Copy every line of the listing exactly.

#### [Data to use]
--- Begin ---

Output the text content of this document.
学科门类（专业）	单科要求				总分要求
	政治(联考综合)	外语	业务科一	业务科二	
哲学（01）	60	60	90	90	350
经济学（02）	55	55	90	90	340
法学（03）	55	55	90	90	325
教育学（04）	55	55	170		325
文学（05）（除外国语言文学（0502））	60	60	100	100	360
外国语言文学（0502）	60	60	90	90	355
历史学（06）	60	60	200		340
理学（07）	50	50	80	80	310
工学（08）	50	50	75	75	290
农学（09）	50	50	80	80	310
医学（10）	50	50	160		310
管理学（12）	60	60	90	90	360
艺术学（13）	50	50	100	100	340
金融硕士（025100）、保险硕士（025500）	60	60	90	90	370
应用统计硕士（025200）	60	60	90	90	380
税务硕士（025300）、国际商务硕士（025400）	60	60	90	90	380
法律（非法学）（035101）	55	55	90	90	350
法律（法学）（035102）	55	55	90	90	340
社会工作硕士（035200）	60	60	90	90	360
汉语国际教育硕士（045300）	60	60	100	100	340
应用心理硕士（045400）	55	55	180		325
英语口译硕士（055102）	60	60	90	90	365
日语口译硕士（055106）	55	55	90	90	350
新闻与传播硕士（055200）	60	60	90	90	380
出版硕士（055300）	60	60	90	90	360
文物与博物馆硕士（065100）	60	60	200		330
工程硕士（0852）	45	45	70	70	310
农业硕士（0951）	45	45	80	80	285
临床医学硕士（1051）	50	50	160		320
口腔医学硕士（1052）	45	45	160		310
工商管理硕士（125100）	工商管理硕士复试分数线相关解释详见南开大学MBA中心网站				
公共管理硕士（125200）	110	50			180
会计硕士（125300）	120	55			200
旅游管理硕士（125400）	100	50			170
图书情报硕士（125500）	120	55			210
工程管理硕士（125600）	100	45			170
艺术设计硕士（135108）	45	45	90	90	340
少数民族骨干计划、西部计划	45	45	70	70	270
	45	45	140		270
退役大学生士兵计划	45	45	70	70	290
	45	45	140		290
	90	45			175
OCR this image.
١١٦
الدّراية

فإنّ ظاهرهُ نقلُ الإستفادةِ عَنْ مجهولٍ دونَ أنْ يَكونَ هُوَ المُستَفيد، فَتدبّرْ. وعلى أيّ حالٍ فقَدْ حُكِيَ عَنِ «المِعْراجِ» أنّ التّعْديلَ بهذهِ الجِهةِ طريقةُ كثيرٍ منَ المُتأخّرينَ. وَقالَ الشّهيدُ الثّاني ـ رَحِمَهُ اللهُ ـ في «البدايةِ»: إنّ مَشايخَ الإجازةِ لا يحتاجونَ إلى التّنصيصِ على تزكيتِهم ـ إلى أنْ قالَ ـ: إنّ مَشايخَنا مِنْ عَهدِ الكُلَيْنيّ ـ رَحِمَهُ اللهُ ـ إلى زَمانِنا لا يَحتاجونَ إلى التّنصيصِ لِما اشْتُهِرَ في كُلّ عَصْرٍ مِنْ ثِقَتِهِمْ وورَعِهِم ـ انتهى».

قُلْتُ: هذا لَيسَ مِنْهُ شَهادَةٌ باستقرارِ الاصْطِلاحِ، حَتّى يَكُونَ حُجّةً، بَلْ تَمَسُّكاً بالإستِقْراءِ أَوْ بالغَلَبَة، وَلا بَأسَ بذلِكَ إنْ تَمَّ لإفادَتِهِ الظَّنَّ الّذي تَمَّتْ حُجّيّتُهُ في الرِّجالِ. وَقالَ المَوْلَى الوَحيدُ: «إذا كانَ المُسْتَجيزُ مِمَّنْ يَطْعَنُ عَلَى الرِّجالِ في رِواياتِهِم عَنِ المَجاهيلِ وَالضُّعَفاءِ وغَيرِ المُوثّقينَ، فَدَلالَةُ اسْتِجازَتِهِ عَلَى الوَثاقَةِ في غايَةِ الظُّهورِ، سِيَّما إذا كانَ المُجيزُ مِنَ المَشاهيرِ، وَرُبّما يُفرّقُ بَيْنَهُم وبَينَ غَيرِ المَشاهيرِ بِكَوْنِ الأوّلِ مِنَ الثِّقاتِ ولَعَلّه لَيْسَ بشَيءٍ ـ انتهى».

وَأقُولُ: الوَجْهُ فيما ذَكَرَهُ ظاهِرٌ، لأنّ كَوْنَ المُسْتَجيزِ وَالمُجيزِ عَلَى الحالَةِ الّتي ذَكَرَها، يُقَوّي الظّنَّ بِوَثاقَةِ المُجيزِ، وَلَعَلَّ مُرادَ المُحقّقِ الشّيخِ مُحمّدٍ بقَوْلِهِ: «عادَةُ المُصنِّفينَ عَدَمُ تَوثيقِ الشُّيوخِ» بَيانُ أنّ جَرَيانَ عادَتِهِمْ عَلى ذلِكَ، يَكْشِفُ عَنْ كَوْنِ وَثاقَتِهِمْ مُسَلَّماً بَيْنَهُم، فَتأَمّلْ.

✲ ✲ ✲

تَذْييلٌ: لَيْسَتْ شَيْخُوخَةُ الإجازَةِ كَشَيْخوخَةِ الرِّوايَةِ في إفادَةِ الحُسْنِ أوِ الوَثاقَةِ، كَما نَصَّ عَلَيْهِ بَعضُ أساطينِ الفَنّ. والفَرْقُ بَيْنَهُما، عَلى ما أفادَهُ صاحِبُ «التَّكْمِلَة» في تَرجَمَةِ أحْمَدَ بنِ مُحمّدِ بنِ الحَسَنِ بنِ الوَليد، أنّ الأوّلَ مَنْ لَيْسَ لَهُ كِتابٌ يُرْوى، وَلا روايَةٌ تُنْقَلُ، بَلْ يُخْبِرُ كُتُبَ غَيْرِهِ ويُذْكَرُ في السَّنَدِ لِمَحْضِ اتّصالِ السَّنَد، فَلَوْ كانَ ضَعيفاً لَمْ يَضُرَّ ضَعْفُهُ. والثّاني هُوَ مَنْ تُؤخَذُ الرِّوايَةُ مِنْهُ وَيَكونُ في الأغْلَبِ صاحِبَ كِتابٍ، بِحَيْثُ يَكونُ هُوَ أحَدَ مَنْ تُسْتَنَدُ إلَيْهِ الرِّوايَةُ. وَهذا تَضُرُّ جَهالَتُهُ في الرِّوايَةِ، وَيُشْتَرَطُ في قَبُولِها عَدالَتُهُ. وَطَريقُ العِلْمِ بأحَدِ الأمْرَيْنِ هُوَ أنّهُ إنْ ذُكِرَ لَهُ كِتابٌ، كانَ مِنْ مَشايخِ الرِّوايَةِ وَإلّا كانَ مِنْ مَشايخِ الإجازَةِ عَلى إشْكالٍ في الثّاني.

--- End ---

#### [Response to the exercise]
Output the text content of this document.
学科门类（专业）	单科要求				总分要求
	政治(联考综合)	外语	业务科一	业务科二	
哲学（01）	60	60	90	90	350
经济学（02）	55	55	90	90	340
法学（03）	55	55	90	90	325
教育学（04）	55	55	170		325
文学（05）（除外国语言文学（0502））	60	60	100	100	360
外国语言文学（0502）	60	60	90	90	355
历史学（06）	60	60	200		340
理学（07）	50	50	80	80	310
工学（08）	50	50	75	75	290
农学（09）	50	50	80	80	310
医学（10）	50	50	160		310
管理学（12）	60	60	90	90	360
艺术学（13）	50	50	100	100	340
金融硕士（025100）、保险硕士（025500）	60	60	90	90	370
应用统计硕士（025200）	60	60	90	90	380
税务硕士（025300）、国际商务硕士（025400）	60	60	90	90	380
法律（非法学）（035101）	55	55	90	90	350
法律（法学）（035102）	55	55	90	90	340
社会工作硕士（035200）	60	60	90	90	360
汉语国际教育硕士（045300）	60	60	100	100	340
应用心理硕士（045400）	55	55	180		325
英语口译硕士（055102）	60	60	90	90	365
日语口译硕士（055106）	55	55	90	90	350
新闻与传播硕士（055200）	60	60	90	90	380
出版硕士（055300）	60	60	90	90	360
文物与博物馆硕士（065100）	60	60	200		330
工程硕士（0852）	45	45	70	70	310
农业硕士（0951）	45	45	80	80	285
临床医学硕士（1051）	50	50	160		320
口腔医学硕士（1052）	45	45	160		310
工商管理硕士（125100）	工商管理硕士复试分数线相关解释详见南开大学MBA中心网站				
公共管理硕士（125200）	110	50			180
会计硕士（125300）	120	55			200
旅游管理硕士（125400）	100	50			170
图书情报硕士（125500）	120	55			210
工程管理硕士（125600）	100	45			170
艺术设计硕士（135108）	45	45	90	90	340
少数民族骨干计划、西部计划	45	45	70	70	270
	45	45	140		270
退役大学生士兵计划	45	45	70	70	290
	45	45	140		290
	90	45			175
OCR this image.
١١٦
الدّراية

فإنّ ظاهرهُ نقلُ الإستفادةِ عَنْ مجهولٍ دونَ أنْ يَكونَ هُوَ المُستَفيد، فَتدبّرْ. وعلى أيّ حالٍ فقَدْ حُكِيَ عَنِ «المِعْراجِ» أنّ التّعْديلَ بهذهِ الجِهةِ طريقةُ كثيرٍ منَ المُتأخّرينَ. وَقالَ الشّهيدُ الثّاني ـ رَحِمَهُ اللهُ ـ في «البدايةِ»: إنّ مَشايخَ الإجازةِ لا يحتاجونَ إلى التّنصيصِ على تزكيتِهم ـ إلى أنْ قالَ ـ: إنّ مَشايخَنا مِنْ عَهدِ الكُلَيْنيّ ـ رَحِمَهُ اللهُ ـ إلى زَمانِنا لا يَحتاجونَ إلى التّنصيصِ لِما اشْتُهِرَ في كُلّ عَصْرٍ مِنْ ثِقَتِهِمْ وورَعِهِم ـ انتهى».

قُلْتُ: هذا لَيسَ مِنْهُ شَهادَةٌ باستقرارِ الاصْطِلاحِ، حَتّى يَكُونَ حُجّةً، بَلْ تَمَسُّكاً بالإستِقْراءِ أَوْ بالغَلَبَة، وَلا بَأسَ بذلِكَ إنْ تَمَّ لإفادَتِهِ الظَّنَّ الّذي تَمَّتْ حُجّيّتُهُ في الرِّجالِ. وَقالَ المَوْلَى الوَحيدُ: «إذا كانَ المُسْتَجيزُ مِمَّنْ يَطْعَنُ عَلَى الرِّجالِ في رِواياتِهِم عَنِ المَجاهيلِ وَالضُّعَفاءِ وغَيرِ المُوثّقينَ، فَدَلالَةُ اسْتِجازَتِهِ عَلَى الوَثاقَةِ في غايَةِ الظُّهورِ، سِيَّما إذا كانَ المُجيزُ مِنَ المَشاهيرِ، وَرُبّما يُفرّقُ بَيْنَهُم وبَينَ غَيرِ المَشاهيرِ بِكَوْنِ الأوّلِ مِنَ الثِّقاتِ ولَعَلّه لَيْسَ بشَيءٍ ـ انتهى».

وَأقُولُ: الوَجْهُ فيما ذَكَرَهُ ظاهِرٌ، لأنّ كَوْنَ المُسْتَجيزِ وَالمُجيزِ عَلَى الحالَةِ الّتي ذَكَرَها، يُقَوّي الظّنَّ بِوَثاقَةِ المُجيزِ، وَلَعَلَّ مُرادَ المُحقّقِ الشّيخِ مُحمّدٍ بقَوْلِهِ: «عادَةُ المُصنِّفينَ عَدَمُ تَوثيقِ الشُّيوخِ» بَيانُ أنّ جَرَيانَ عادَتِهِمْ عَلى ذلِكَ، يَكْشِفُ عَنْ كَوْنِ وَثاقَتِهِمْ مُسَلَّماً بَيْنَهُم، فَتأَمّلْ.

✲ ✲ ✲

تَذْييلٌ: لَيْسَتْ شَيْخُوخَةُ الإجازَةِ كَشَيْخوخَةِ الرِّوايَةِ في إفادَةِ الحُسْنِ أوِ الوَثاقَةِ، كَما نَصَّ عَلَيْهِ بَعضُ أساطينِ الفَنّ. والفَرْقُ بَيْنَهُما، عَلى ما أفادَهُ صاحِبُ «التَّكْمِلَة» في تَرجَمَةِ أحْمَدَ بنِ مُحمّدِ بنِ الحَسَنِ بنِ الوَليد، أنّ الأوّلَ مَنْ لَيْسَ لَهُ كِتابٌ يُرْوى، وَلا روايَةٌ تُنْقَلُ، بَلْ يُخْبِرُ كُتُبَ غَيْرِهِ ويُذْكَرُ في السَّنَدِ لِمَحْضِ اتّصالِ السَّنَد، فَلَوْ كانَ ضَعيفاً لَمْ يَضُرَّ ضَعْفُهُ. والثّاني هُوَ مَنْ تُؤخَذُ الرِّوايَةُ مِنْهُ وَيَكونُ في الأغْلَبِ صاحِبَ كِتابٍ، بِحَيْثُ يَكونُ هُوَ أحَدَ مَنْ تُسْتَنَدُ إلَيْهِ الرِّوايَةُ. وَهذا تَضُرُّ جَهالَتُهُ في الرِّوايَةِ، وَيُشْتَرَطُ في قَبُولِها عَدالَتُهُ. وَطَريقُ العِلْمِ بأحَدِ الأمْرَيْنِ هُوَ أنّهُ إنْ ذُكِرَ لَهُ كِتابٌ، كانَ مِنْ مَشايخِ الرِّوايَةِ وَإلّا كانَ مِنْ مَشايخِ الإجازَةِ عَلى إشْكالٍ في الثّاني.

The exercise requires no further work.